**** Supplied data ****

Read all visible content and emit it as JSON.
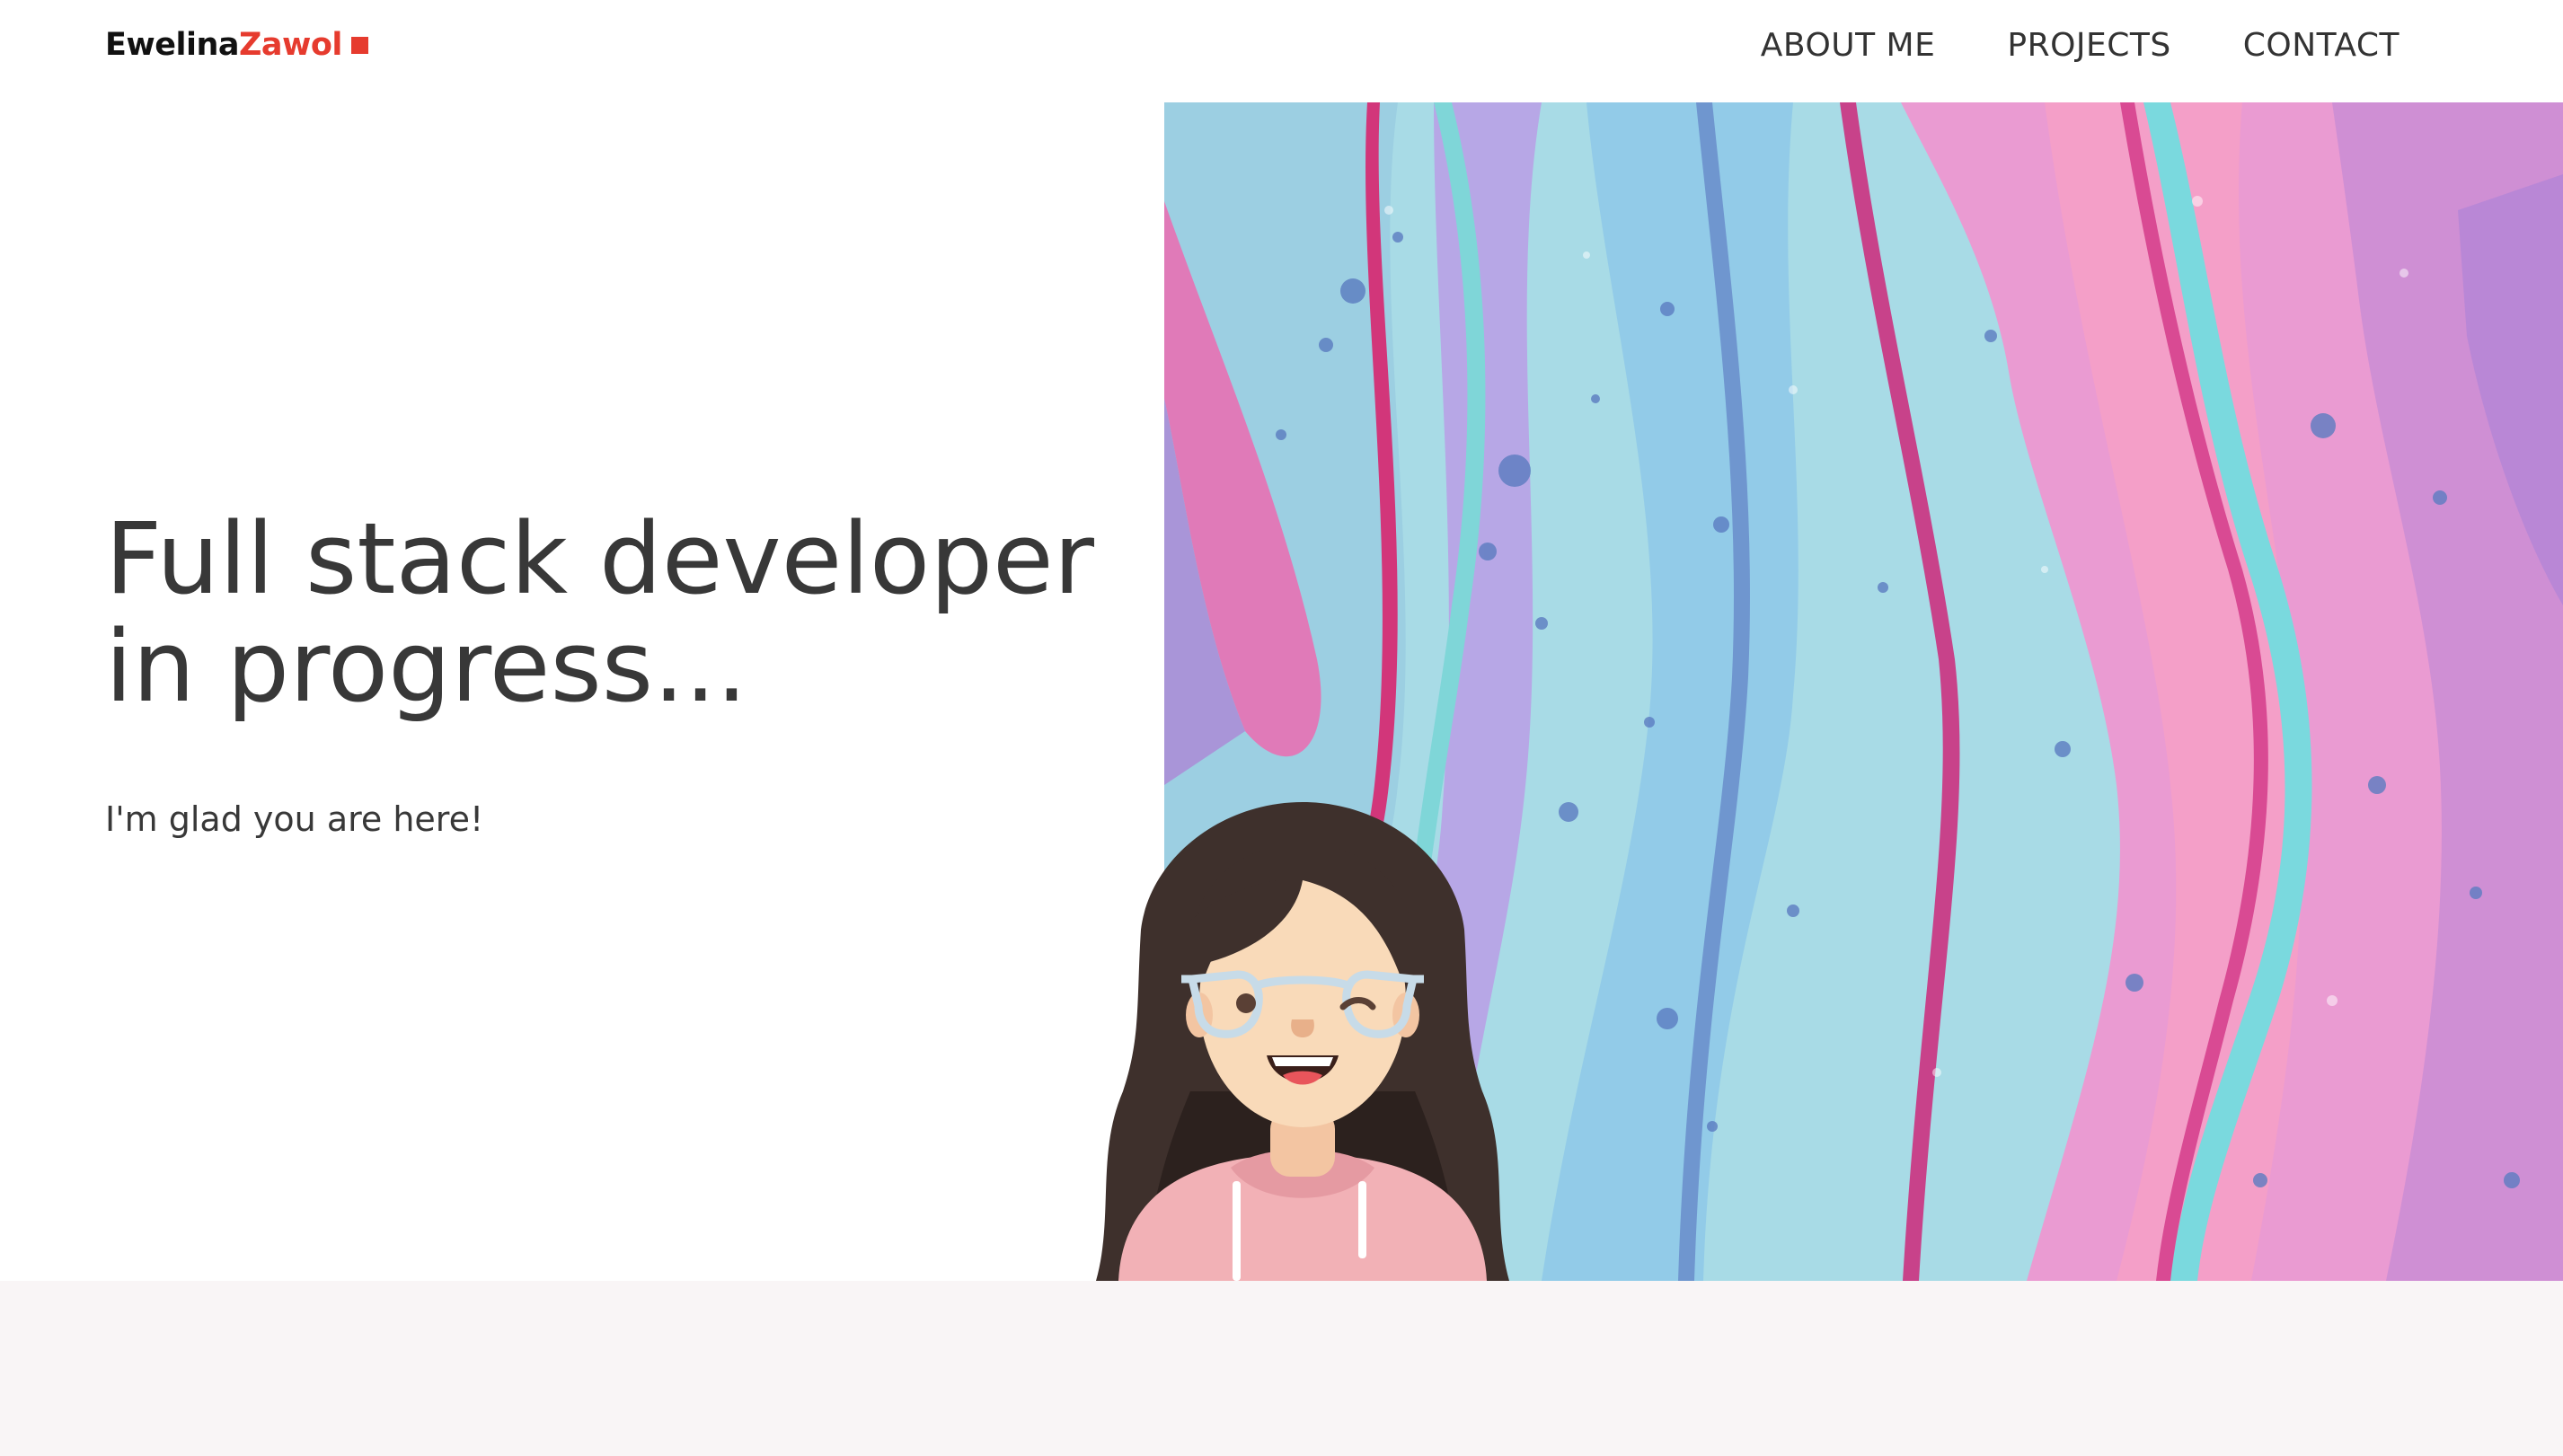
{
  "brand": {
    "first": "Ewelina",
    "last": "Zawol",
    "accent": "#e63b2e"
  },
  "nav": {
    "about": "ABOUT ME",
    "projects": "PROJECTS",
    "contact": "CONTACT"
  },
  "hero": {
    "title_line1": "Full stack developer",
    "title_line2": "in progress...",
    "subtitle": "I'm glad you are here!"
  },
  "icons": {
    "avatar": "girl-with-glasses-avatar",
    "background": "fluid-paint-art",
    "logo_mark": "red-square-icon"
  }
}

****

Set down the records in full and exactly. Do not carry over any image.

Read all visible content and emit it as JSON.
{
  "brand": {
    "first": "Ewelina",
    "last": "Zawol",
    "accent": "#e63b2e"
  },
  "nav": {
    "about": "ABOUT ME",
    "projects": "PROJECTS",
    "contact": "CONTACT"
  },
  "hero": {
    "title_line1": "Full stack developer",
    "title_line2": "in progress...",
    "subtitle": "I'm glad you are here!"
  },
  "icons": {
    "avatar": "girl-with-glasses-avatar",
    "background": "fluid-paint-art",
    "logo_mark": "red-square-icon"
  }
}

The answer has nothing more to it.